[Collected data entries]
☆ ☆ ☆ ☆ ☆ ☆ ☆

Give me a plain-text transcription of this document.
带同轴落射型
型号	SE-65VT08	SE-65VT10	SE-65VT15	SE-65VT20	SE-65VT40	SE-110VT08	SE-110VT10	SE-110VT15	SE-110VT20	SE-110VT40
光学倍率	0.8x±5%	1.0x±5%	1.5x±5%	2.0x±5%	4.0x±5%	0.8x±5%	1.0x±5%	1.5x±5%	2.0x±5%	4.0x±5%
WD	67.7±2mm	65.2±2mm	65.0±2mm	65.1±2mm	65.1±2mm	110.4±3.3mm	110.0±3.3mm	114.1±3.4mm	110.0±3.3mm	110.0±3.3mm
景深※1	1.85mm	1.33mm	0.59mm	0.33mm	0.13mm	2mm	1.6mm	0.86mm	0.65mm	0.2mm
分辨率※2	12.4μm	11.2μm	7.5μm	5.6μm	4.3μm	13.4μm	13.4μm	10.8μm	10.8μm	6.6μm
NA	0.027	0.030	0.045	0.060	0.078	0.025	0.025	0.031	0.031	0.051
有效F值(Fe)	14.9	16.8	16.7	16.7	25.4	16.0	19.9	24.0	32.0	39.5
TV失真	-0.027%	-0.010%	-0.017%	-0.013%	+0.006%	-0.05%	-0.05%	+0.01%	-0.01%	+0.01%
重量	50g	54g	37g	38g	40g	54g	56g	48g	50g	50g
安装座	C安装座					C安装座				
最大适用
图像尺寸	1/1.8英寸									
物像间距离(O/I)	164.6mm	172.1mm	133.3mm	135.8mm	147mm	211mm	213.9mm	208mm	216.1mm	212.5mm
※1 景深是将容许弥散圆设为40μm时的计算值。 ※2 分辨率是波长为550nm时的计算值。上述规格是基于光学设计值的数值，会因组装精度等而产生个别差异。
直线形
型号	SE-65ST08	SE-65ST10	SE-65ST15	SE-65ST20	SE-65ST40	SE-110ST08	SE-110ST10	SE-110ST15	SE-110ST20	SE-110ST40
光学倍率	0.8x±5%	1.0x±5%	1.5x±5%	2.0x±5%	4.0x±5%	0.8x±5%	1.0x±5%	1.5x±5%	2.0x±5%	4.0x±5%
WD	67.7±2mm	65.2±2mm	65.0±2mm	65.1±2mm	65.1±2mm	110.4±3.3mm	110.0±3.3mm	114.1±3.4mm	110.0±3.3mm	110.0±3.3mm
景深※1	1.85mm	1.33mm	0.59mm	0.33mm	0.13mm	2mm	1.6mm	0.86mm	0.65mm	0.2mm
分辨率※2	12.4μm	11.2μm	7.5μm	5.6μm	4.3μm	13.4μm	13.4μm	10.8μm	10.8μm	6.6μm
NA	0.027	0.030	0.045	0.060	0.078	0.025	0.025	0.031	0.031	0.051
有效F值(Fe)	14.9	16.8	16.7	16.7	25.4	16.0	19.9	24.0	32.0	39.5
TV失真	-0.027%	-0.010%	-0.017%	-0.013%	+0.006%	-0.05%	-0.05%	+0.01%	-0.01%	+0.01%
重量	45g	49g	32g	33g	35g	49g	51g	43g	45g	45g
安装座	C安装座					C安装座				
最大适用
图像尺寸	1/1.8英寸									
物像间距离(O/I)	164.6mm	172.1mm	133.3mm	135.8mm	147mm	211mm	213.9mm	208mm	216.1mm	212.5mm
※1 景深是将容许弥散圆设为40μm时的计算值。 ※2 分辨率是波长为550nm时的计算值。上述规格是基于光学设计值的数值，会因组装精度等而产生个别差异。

☆ ☆ ☆ ☆ ☆ ☆ ☆

**Brief:**
The records above must be output exactly, in full.

**Right answer:**
Give me a plain-text transcription of this document.
带同轴落射型
型号	SE-65VT08	SE-65VT10	SE-65VT15	SE-65VT20	SE-65VT40	SE-110VT08	SE-110VT10	SE-110VT15	SE-110VT20	SE-110VT40
光学倍率	0.8x±5%	1.0x±5%	1.5x±5%	2.0x±5%	4.0x±5%	0.8x±5%	1.0x±5%	1.5x±5%	2.0x±5%	4.0x±5%
WD	67.7±2mm	65.2±2mm	65.0±2mm	65.1±2mm	65.1±2mm	110.4±3.3mm	110.0±3.3mm	114.1±3.4mm	110.0±3.3mm	110.0±3.3mm
景深※1	1.85mm	1.33mm	0.59mm	0.33mm	0.13mm	2mm	1.6mm	0.86mm	0.65mm	0.2mm
分辨率※2	12.4μm	11.2μm	7.5μm	5.6μm	4.3μm	13.4μm	13.4μm	10.8μm	10.8μm	6.6μm
NA	0.027	0.030	0.045	0.060	0.078	0.025	0.025	0.031	0.031	0.051
有效F值(Fe)	14.9	16.8	16.7	16.7	25.4	16.0	19.9	24.0	32.0	39.5
TV失真	-0.027%	-0.010%	-0.017%	-0.013%	+0.006%	-0.05%	-0.05%	+0.01%	-0.01%	+0.01%
重量	50g	54g	37g	38g	40g	54g	56g	48g	50g	50g
安装座	C安装座					C安装座				
最大适用
图像尺寸	1/1.8英寸									
物像间距离(O/I)	164.6mm	172.1mm	133.3mm	135.8mm	147mm	211mm	213.9mm	208mm	216.1mm	212.5mm
※1 景深是将容许弥散圆设为40μm时的计算值。 ※2 分辨率是波长为550nm时的计算值。上述规格是基于光学设计值的数值，会因组装精度等而产生个别差异。
直线形
型号	SE-65ST08	SE-65ST10	SE-65ST15	SE-65ST20	SE-65ST40	SE-110ST08	SE-110ST10	SE-110ST15	SE-110ST20	SE-110ST40
光学倍率	0.8x±5%	1.0x±5%	1.5x±5%	2.0x±5%	4.0x±5%	0.8x±5%	1.0x±5%	1.5x±5%	2.0x±5%	4.0x±5%
WD	67.7±2mm	65.2±2mm	65.0±2mm	65.1±2mm	65.1±2mm	110.4±3.3mm	110.0±3.3mm	114.1±3.4mm	110.0±3.3mm	110.0±3.3mm
景深※1	1.85mm	1.33mm	0.59mm	0.33mm	0.13mm	2mm	1.6mm	0.86mm	0.65mm	0.2mm
分辨率※2	12.4μm	11.2μm	7.5μm	5.6μm	4.3μm	13.4μm	13.4μm	10.8μm	10.8μm	6.6μm
NA	0.027	0.030	0.045	0.060	0.078	0.025	0.025	0.031	0.031	0.051
有效F值(Fe)	14.9	16.8	16.7	16.7	25.4	16.0	19.9	24.0	32.0	39.5
TV失真	-0.027%	-0.010%	-0.017%	-0.013%	+0.006%	-0.05%	-0.05%	+0.01%	-0.01%	+0.01%
重量	45g	49g	32g	33g	35g	49g	51g	43g	45g	45g
安装座	C安装座					C安装座				
最大适用
图像尺寸	1/1.8英寸									
物像间距离(O/I)	164.6mm	172.1mm	133.3mm	135.8mm	147mm	211mm	213.9mm	208mm	216.1mm	212.5mm
※1 景深是将容许弥散圆设为40μm时的计算值。 ※2 分辨率是波长为550nm时的计算值。上述规格是基于光学设计值的数值，会因组装精度等而产生个别差异。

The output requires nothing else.